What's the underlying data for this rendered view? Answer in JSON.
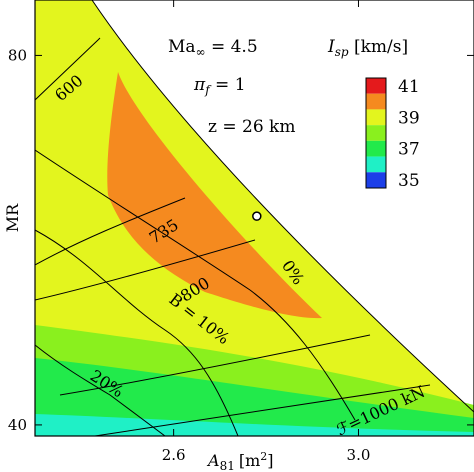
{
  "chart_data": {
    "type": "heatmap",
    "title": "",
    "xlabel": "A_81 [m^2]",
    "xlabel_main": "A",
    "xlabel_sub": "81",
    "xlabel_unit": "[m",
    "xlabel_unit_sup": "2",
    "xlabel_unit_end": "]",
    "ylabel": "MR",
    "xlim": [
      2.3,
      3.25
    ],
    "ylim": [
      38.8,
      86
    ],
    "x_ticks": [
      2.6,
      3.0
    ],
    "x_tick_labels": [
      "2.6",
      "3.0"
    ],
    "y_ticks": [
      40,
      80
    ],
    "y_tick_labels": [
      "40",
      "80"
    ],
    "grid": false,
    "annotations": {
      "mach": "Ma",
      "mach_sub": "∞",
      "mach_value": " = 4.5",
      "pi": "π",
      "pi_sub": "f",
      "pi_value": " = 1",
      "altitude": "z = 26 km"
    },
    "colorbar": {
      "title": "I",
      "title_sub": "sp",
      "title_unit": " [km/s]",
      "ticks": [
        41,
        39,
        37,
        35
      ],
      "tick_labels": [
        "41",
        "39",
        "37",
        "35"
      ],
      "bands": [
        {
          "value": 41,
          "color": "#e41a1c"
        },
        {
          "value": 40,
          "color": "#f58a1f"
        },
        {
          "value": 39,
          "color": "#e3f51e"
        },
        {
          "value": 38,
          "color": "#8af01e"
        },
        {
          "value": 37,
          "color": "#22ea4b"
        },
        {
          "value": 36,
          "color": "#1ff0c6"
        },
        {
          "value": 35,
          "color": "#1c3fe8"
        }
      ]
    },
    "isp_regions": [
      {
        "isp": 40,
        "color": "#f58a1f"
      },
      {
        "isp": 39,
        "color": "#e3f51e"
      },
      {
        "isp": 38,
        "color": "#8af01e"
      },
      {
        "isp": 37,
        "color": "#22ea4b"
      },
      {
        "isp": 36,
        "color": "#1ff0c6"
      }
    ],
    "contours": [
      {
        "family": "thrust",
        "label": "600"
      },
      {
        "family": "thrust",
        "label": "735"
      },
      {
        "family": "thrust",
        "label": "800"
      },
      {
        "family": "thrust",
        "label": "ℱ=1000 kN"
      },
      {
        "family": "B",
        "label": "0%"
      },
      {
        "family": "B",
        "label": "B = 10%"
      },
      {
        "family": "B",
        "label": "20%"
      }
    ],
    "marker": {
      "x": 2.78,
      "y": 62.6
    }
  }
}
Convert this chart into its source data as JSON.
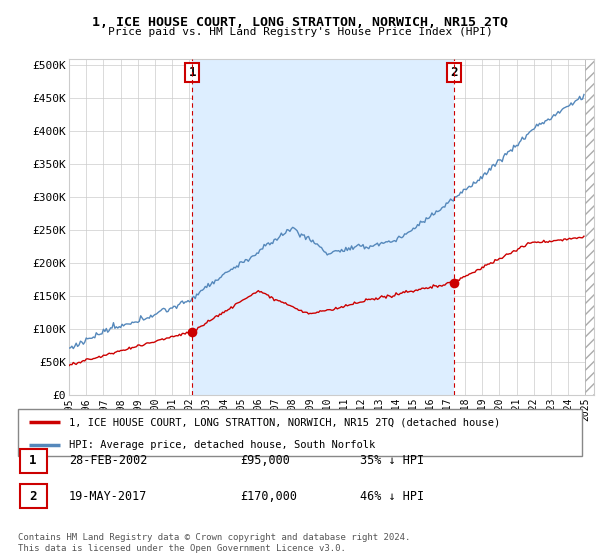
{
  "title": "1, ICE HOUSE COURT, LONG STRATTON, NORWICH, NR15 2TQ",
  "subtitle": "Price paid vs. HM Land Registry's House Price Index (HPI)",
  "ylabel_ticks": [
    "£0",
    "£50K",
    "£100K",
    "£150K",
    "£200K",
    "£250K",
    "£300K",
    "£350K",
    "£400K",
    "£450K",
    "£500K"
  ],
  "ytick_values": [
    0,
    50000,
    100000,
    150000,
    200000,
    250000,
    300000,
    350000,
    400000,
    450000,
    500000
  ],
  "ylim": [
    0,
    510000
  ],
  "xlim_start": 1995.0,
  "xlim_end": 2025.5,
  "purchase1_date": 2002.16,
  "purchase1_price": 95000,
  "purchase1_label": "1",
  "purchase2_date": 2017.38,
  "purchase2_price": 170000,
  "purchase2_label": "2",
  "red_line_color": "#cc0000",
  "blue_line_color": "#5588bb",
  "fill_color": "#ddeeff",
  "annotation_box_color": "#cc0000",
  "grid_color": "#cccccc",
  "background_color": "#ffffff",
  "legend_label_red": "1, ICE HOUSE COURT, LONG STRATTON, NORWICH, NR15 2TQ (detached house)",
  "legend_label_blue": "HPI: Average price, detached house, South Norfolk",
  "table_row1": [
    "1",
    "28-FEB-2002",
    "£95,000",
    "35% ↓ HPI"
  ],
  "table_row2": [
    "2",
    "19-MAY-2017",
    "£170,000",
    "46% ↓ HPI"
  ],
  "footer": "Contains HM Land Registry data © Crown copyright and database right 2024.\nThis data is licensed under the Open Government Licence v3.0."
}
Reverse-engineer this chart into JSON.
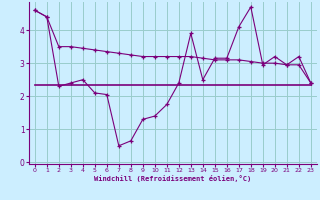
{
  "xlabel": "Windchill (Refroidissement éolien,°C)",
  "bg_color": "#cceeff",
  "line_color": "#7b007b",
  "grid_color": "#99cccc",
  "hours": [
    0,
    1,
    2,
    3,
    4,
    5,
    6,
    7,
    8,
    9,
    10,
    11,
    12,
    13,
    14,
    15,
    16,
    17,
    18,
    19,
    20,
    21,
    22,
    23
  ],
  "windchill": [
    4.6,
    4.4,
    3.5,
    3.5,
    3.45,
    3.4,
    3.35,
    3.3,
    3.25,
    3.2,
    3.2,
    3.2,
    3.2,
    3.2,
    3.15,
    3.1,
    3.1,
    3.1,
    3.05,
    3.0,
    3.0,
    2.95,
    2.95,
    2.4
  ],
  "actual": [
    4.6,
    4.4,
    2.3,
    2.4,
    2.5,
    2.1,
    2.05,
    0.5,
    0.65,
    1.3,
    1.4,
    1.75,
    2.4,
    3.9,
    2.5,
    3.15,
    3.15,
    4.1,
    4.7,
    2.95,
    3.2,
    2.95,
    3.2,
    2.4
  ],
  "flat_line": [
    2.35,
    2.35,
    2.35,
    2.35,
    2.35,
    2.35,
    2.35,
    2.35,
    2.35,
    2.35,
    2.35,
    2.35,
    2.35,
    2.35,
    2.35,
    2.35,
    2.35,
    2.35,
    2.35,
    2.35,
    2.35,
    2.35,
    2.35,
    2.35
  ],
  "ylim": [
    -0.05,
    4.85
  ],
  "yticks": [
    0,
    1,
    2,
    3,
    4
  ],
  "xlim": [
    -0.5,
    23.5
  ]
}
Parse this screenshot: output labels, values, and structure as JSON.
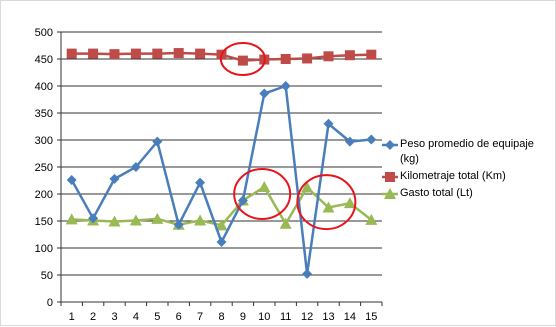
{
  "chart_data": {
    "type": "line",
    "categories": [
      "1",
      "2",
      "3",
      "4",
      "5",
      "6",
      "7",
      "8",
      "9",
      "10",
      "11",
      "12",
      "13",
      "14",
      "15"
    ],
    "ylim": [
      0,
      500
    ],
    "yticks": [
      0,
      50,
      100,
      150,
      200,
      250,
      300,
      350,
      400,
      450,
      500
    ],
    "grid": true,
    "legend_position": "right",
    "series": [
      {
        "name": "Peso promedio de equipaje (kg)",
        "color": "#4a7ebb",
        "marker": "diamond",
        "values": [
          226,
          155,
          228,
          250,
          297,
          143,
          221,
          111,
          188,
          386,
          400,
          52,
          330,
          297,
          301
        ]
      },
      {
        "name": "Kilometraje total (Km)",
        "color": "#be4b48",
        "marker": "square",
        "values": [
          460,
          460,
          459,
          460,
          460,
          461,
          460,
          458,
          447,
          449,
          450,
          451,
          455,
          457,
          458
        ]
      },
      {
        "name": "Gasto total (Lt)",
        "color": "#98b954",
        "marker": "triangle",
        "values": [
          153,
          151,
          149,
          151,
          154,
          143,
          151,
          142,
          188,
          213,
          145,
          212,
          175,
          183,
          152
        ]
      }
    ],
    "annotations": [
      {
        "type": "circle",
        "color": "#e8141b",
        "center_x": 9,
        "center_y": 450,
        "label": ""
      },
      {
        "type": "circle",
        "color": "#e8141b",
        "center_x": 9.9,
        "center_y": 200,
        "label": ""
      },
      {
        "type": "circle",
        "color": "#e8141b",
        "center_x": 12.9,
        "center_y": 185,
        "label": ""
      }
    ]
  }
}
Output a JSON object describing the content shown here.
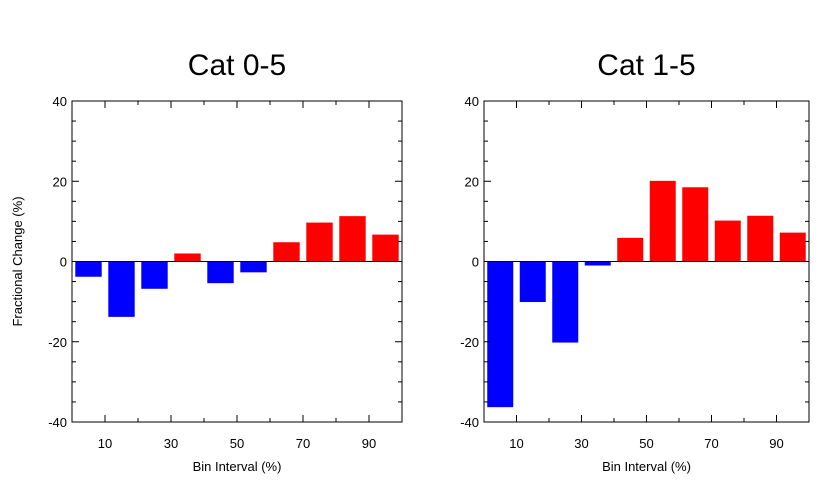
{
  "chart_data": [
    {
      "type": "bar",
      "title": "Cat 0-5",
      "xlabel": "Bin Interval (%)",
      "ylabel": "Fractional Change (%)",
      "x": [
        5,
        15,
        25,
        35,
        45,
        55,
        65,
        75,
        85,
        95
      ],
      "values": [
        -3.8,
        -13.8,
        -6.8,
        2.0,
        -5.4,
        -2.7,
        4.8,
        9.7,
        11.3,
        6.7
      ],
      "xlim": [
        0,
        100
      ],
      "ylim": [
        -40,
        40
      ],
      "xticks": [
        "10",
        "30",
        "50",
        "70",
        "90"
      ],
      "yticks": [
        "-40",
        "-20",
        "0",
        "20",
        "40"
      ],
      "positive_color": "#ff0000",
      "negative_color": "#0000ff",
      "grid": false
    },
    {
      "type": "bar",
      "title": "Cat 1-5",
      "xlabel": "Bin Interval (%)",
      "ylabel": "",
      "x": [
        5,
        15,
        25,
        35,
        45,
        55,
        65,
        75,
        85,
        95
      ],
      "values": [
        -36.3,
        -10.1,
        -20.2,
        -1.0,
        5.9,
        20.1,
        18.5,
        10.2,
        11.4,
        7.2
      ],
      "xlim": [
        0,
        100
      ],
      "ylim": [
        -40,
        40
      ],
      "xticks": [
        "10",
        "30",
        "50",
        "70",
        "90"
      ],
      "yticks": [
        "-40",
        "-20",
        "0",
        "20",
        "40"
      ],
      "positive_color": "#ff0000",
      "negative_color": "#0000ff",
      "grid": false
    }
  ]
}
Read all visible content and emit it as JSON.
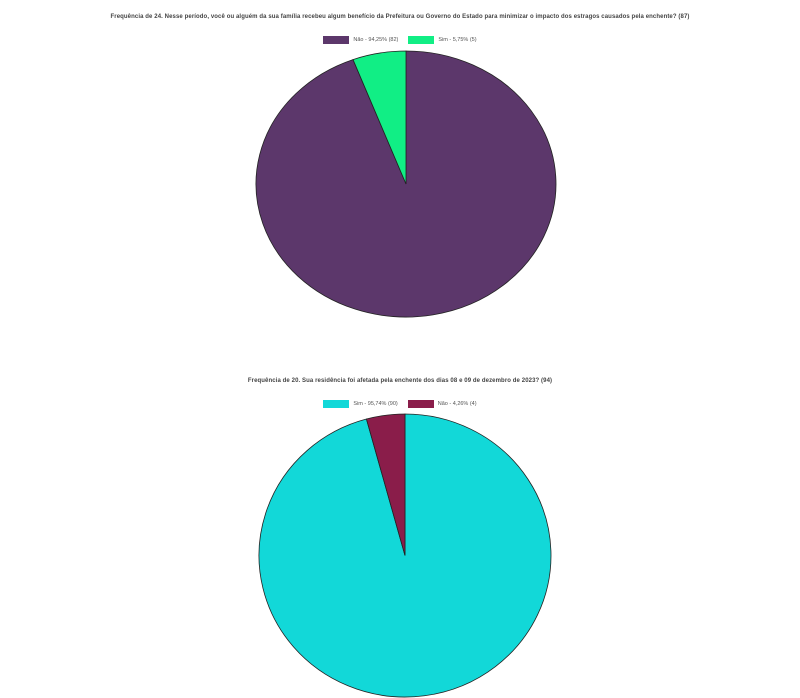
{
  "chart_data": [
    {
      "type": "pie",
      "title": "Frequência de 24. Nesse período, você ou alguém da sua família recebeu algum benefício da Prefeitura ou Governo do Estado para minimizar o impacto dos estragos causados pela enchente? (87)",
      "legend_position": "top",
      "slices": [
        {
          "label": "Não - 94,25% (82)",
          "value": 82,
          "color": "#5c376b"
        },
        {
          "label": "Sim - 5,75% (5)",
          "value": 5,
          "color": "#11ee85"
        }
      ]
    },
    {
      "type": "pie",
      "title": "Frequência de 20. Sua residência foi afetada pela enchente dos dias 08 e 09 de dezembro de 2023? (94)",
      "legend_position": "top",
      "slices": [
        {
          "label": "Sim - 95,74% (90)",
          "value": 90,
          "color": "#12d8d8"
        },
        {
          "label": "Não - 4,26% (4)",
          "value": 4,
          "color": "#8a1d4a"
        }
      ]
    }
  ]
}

◆ Requirement: Search the records for the word "Frequência", then list every line that has it.

◆ Answer to this task:
      "title": "Frequência de 24. Nesse período, você ou alguém da sua família recebeu algum benefício da Prefeitura ou Governo do Estado para minimizar o impacto dos estragos causados pela enchente? (87)",
      "title": "Frequência de 20. Sua residência foi afetada pela enchente dos dias 08 e 09 de dezembro de 2023? (94)",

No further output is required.